>> BEGIN

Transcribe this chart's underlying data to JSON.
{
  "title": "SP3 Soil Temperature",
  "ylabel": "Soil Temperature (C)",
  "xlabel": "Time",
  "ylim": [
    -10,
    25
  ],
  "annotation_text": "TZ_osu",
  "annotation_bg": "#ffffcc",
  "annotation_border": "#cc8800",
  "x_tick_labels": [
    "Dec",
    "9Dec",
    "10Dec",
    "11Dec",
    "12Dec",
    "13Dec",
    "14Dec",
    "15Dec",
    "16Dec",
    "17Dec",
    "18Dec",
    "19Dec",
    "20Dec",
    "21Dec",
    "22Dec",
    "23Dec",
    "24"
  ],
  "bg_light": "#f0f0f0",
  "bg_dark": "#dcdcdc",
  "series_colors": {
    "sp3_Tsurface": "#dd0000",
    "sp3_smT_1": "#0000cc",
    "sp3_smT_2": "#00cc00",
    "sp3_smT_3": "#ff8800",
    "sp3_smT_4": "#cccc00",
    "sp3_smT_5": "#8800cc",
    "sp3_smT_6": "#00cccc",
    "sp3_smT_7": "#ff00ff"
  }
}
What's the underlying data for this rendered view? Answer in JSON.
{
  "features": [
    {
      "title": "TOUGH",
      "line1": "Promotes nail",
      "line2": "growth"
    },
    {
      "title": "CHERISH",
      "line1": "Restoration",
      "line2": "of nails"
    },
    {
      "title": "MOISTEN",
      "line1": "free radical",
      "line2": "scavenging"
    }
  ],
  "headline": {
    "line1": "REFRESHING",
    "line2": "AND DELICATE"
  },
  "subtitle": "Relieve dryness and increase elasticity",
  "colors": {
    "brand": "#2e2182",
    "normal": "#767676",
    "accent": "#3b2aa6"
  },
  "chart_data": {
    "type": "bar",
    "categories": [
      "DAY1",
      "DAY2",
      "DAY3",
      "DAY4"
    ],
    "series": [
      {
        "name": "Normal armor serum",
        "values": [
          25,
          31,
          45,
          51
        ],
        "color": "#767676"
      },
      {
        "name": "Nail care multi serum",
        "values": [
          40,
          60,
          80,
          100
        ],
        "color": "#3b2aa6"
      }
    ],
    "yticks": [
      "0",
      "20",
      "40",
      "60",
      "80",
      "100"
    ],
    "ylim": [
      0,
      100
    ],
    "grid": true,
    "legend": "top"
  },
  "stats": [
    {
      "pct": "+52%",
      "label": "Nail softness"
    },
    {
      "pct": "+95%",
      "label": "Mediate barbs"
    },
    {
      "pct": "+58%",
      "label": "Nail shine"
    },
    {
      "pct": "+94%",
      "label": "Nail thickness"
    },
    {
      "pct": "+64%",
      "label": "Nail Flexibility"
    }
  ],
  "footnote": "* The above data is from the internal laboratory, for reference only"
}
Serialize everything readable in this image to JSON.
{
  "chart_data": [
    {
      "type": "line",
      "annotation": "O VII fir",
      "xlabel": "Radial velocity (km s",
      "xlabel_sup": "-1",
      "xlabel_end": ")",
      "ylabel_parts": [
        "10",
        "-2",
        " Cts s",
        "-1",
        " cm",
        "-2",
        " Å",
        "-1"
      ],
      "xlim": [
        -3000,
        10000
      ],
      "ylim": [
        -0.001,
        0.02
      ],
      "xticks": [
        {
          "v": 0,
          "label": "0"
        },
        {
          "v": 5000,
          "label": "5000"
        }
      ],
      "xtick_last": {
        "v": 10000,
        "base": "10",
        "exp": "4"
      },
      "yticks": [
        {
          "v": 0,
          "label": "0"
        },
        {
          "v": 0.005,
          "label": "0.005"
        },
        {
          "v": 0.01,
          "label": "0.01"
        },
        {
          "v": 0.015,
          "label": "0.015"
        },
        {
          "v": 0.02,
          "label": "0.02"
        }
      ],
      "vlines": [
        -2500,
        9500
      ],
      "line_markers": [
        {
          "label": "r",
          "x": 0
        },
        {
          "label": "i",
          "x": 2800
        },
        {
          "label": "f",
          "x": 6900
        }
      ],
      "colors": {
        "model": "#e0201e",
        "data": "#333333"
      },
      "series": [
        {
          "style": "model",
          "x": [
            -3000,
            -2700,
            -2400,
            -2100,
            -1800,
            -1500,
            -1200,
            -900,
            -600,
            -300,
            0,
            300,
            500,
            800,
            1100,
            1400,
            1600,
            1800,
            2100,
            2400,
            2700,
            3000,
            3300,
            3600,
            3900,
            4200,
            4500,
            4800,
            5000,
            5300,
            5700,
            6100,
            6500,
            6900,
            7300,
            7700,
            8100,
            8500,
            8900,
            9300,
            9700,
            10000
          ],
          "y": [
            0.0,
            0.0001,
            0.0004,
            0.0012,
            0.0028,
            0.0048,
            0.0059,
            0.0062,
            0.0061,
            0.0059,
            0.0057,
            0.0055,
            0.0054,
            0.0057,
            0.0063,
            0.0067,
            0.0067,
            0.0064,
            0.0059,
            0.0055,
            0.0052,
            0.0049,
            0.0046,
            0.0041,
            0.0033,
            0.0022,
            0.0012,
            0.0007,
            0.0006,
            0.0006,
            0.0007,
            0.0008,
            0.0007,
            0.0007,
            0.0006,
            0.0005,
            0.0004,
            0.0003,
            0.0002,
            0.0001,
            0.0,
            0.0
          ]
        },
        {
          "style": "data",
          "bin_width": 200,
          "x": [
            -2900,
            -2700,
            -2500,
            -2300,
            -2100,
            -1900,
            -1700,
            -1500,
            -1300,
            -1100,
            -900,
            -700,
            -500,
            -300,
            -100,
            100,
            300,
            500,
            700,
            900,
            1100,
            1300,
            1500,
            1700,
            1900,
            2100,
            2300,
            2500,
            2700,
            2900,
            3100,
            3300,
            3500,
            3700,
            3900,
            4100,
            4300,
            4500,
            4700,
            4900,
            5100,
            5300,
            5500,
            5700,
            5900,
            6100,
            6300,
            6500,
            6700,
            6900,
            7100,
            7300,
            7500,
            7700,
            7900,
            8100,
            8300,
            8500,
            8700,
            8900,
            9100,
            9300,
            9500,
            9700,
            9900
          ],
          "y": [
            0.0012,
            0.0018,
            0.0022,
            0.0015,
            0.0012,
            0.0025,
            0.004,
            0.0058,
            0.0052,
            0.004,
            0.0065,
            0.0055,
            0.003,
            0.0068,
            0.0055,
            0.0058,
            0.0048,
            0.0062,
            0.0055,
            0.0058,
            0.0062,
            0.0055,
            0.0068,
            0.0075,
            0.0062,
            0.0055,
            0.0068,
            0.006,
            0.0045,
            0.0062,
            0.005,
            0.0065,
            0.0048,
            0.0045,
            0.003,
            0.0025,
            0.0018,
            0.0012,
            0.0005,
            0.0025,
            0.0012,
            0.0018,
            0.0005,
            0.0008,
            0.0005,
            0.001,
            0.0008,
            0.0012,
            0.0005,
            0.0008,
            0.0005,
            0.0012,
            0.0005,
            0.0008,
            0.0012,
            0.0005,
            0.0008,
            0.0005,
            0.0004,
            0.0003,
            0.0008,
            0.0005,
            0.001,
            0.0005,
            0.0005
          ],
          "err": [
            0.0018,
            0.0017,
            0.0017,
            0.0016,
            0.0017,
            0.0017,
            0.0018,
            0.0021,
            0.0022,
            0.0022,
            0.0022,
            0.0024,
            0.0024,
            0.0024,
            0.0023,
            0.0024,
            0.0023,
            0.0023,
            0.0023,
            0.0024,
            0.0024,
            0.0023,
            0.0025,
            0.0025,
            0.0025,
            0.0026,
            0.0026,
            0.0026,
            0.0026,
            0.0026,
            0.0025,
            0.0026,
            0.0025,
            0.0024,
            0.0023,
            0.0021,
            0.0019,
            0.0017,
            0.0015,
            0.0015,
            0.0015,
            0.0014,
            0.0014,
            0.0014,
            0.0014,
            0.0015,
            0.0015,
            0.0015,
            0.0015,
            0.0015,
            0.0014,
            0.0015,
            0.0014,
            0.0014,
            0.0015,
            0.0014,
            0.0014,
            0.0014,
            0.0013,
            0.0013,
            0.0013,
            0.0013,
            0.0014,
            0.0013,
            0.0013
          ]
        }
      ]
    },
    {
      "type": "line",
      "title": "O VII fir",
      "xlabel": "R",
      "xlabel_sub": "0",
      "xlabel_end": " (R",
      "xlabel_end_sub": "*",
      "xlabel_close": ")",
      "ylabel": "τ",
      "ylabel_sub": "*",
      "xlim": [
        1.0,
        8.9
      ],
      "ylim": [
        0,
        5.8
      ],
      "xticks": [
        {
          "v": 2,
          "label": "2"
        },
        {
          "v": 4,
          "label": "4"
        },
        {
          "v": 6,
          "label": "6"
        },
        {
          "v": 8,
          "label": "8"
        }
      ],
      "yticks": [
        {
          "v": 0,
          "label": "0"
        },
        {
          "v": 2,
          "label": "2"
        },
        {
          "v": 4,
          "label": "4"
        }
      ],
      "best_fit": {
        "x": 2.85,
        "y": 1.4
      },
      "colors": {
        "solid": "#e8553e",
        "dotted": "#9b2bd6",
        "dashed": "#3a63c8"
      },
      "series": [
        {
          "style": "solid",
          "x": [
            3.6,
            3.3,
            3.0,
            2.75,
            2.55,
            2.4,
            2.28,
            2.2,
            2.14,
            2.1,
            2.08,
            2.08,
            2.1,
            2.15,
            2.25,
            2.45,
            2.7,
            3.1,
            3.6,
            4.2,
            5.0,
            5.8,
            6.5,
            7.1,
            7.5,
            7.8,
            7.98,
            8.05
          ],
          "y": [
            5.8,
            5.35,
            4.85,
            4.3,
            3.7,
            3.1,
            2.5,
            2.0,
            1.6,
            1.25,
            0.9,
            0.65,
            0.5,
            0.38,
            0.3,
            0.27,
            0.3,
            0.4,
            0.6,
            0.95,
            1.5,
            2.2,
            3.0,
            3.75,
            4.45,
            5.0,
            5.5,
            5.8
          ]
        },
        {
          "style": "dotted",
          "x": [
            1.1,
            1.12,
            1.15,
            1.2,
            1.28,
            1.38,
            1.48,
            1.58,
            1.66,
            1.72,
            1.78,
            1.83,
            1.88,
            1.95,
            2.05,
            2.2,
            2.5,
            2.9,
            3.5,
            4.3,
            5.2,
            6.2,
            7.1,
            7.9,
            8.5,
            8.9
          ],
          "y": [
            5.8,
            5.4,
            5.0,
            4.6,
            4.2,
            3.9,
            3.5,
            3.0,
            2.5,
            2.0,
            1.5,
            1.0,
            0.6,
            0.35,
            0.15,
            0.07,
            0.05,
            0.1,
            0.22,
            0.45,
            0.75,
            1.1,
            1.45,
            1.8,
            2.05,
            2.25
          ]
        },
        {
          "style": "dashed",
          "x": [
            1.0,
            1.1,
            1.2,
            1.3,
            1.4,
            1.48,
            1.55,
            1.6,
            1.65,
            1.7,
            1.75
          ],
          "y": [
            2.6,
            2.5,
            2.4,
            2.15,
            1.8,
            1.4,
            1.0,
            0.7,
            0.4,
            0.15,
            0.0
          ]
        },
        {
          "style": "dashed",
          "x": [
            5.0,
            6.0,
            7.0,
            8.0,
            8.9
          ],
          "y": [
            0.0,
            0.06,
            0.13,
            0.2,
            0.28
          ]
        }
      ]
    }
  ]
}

>> END

WRITTEN TASK => Go through the records and gather the lines that hold "serum".

RESPONSE TO THIS EXERCISE =>
        "name": "Normal armor serum",
        "name": "Nail care multi serum",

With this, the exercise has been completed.